Write out every line of the material below word for word, leaving out the picture.
....................
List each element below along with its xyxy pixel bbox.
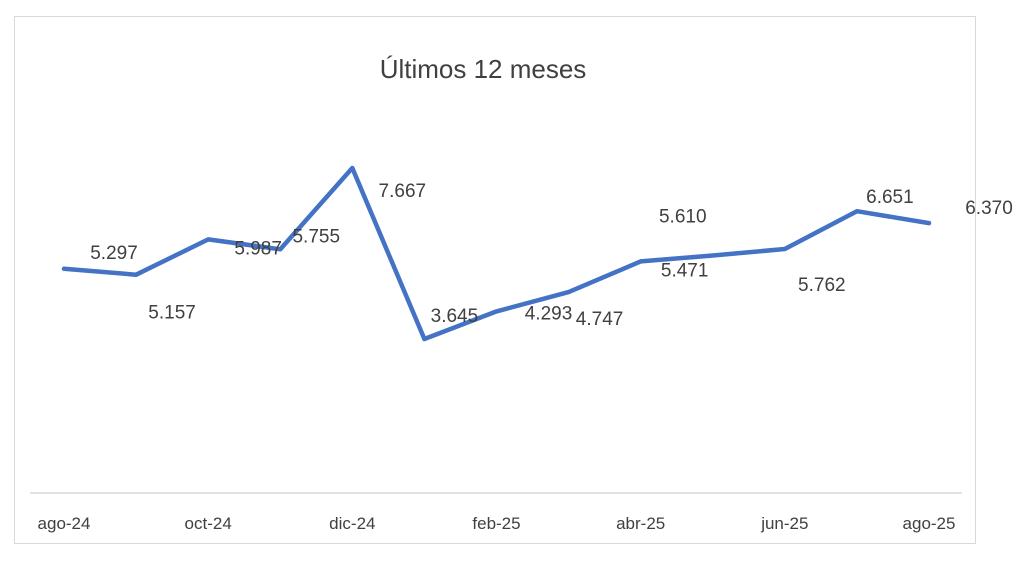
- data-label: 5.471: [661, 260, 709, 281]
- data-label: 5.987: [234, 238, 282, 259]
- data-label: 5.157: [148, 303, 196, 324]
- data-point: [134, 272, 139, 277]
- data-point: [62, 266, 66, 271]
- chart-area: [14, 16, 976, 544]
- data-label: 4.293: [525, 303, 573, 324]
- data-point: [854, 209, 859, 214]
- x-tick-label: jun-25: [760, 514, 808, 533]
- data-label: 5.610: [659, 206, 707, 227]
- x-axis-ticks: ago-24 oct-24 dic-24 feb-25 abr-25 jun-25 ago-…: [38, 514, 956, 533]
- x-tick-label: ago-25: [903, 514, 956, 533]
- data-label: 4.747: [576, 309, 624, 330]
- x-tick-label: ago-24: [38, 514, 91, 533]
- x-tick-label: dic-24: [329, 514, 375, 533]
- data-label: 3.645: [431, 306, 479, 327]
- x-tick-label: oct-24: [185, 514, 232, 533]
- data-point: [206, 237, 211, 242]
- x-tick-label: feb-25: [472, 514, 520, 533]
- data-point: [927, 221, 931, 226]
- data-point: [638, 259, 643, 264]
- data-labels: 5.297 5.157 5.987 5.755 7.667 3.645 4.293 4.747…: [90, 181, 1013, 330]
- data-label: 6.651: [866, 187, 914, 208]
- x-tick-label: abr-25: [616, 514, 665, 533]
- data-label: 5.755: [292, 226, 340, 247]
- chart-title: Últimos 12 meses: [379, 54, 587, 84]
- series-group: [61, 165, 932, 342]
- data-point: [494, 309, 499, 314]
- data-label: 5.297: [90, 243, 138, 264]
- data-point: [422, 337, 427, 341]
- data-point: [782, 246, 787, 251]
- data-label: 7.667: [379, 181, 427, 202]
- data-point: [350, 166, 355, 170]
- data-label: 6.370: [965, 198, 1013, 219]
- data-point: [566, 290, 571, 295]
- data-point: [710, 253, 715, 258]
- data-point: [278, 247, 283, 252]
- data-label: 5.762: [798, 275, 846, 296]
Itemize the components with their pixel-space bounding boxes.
....................
▶ Final answer
List each element below along with its xyxy pixel bbox.
- data-label: 5.471: [661, 260, 709, 281]
- data-label: 5.987: [234, 238, 282, 259]
- data-label: 5.157: [148, 303, 196, 324]
- data-point: [134, 272, 139, 277]
- data-point: [62, 266, 66, 271]
- chart-area: [14, 16, 976, 544]
- data-label: 4.293: [525, 303, 573, 324]
- data-point: [854, 209, 859, 214]
- x-tick-label: jun-25: [760, 514, 808, 533]
- data-label: 5.610: [659, 206, 707, 227]
- x-axis-ticks: ago-24 oct-24 dic-24 feb-25 abr-25 jun-25 ago-…: [38, 514, 956, 533]
- x-tick-label: ago-25: [903, 514, 956, 533]
- data-label: 4.747: [576, 309, 624, 330]
- x-tick-label: ago-24: [38, 514, 91, 533]
- x-tick-label: dic-24: [329, 514, 375, 533]
- data-label: 3.645: [431, 306, 479, 327]
- x-tick-label: oct-24: [185, 514, 232, 533]
- data-point: [206, 237, 211, 242]
- x-tick-label: feb-25: [472, 514, 520, 533]
- data-point: [927, 221, 931, 226]
- data-point: [638, 259, 643, 264]
- data-labels: 5.297 5.157 5.987 5.755 7.667 3.645 4.293 4.747…: [90, 181, 1013, 330]
- data-label: 6.651: [866, 187, 914, 208]
- x-tick-label: abr-25: [616, 514, 665, 533]
- data-label: 5.755: [292, 226, 340, 247]
- chart-title: Últimos 12 meses: [379, 54, 587, 84]
- series-group: [61, 165, 932, 342]
- data-point: [494, 309, 499, 314]
- data-label: 5.297: [90, 243, 138, 264]
- data-point: [422, 337, 427, 341]
- data-point: [782, 246, 787, 251]
- data-label: 7.667: [379, 181, 427, 202]
- data-point: [350, 166, 355, 170]
- data-label: 6.370: [965, 198, 1013, 219]
- data-point: [566, 290, 571, 295]
- data-point: [710, 253, 715, 258]
- data-point: [278, 247, 283, 252]
- data-label: 5.762: [798, 275, 846, 296]
Itemize the components with their pixel-space bounding boxes.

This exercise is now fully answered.